Work to complete: Which lines below hold the word "text"? Copy all of them.

Task input:

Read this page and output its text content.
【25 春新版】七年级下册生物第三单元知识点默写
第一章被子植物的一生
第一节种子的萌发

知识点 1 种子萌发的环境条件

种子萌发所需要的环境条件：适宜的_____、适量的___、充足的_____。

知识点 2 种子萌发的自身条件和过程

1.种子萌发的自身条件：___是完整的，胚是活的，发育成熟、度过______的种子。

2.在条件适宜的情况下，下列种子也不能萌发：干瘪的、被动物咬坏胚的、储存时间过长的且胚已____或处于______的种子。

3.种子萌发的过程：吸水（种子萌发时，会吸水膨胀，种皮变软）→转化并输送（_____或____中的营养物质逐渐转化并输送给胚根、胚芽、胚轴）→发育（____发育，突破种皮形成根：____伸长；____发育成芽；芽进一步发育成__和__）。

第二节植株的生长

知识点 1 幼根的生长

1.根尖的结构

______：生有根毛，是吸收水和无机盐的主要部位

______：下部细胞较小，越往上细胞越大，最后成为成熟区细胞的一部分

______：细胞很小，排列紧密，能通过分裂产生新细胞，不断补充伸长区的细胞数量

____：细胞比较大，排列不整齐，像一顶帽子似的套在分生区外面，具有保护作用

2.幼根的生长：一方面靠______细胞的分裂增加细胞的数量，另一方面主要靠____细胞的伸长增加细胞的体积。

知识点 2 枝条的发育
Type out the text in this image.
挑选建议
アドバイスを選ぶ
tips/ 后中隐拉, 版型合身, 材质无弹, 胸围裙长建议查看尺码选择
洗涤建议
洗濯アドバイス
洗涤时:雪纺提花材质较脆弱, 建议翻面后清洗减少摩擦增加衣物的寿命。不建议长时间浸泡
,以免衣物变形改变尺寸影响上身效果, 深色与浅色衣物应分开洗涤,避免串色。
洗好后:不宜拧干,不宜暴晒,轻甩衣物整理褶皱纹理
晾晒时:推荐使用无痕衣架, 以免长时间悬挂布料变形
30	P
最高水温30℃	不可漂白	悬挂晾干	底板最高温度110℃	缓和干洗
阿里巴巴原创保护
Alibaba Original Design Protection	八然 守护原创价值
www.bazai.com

Result of this task:
Read this page and output its text content.
Type out the text in this image.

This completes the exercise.